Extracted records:
··········
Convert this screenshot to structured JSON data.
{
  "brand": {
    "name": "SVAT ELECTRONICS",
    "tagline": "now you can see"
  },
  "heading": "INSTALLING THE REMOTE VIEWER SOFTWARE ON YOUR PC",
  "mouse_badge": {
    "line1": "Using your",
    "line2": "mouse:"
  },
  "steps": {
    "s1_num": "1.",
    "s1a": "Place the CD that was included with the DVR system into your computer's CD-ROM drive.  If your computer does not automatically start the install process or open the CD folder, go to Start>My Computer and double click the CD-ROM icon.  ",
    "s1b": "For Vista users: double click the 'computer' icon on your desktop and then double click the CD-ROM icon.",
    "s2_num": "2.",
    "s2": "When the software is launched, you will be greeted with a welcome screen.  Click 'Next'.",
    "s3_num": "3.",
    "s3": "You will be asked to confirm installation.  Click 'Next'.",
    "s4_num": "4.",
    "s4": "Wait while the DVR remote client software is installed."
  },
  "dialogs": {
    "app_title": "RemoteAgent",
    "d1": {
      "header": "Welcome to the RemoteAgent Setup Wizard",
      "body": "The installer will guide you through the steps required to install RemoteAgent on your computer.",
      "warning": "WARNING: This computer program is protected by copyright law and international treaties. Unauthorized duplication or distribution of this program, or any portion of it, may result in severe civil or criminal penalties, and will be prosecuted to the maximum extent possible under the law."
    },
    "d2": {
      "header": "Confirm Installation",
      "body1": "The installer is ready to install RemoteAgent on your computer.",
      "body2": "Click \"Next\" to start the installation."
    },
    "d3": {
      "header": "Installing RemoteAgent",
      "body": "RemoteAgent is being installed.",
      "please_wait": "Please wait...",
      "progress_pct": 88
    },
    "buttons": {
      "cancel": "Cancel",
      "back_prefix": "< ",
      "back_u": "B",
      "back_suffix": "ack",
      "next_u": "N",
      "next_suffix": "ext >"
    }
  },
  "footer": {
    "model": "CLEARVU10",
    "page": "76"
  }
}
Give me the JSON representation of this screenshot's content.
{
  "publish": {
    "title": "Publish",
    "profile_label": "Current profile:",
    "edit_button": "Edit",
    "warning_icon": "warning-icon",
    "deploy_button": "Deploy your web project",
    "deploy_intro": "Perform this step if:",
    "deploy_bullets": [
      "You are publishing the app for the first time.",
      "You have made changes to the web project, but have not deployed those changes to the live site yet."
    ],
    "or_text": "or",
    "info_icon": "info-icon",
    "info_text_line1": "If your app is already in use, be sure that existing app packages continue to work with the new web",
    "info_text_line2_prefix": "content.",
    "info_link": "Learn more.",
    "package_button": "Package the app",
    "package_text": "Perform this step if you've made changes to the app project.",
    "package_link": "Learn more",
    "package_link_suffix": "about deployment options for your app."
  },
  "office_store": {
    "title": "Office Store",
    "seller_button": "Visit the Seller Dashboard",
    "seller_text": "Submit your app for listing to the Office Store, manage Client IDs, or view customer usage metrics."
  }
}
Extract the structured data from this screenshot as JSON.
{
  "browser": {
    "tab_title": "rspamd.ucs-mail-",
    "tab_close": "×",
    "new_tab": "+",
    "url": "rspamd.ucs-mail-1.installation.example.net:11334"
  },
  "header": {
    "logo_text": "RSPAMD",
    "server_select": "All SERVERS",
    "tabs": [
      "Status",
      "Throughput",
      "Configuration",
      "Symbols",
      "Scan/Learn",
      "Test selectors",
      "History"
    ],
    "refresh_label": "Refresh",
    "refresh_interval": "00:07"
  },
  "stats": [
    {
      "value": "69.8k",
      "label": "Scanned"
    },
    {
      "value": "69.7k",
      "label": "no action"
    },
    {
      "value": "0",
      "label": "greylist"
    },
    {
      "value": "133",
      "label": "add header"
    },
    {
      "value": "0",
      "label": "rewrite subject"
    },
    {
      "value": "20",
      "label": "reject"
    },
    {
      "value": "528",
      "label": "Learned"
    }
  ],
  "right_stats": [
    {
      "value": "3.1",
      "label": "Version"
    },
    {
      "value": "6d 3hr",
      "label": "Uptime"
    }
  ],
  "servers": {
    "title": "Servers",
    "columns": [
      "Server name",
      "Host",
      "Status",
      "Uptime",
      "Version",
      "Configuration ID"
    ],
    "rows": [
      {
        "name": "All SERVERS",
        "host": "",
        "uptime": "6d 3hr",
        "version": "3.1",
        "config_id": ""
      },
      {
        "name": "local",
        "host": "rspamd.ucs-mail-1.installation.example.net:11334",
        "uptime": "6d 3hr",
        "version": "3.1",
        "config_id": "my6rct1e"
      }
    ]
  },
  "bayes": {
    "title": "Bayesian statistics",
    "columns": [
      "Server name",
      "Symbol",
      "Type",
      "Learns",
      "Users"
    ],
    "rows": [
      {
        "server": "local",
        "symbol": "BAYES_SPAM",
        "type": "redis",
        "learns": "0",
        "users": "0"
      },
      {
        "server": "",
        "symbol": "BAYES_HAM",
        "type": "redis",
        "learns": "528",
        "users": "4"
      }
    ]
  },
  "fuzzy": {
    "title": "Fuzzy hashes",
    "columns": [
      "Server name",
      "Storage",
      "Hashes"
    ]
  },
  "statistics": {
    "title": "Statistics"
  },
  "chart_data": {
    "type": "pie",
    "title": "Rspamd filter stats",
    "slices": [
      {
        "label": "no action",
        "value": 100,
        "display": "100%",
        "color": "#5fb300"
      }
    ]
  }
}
··········
_Set exercise:_ On how many lines does the word "installer" appear? Answer with only the number.

_Solution:_ 2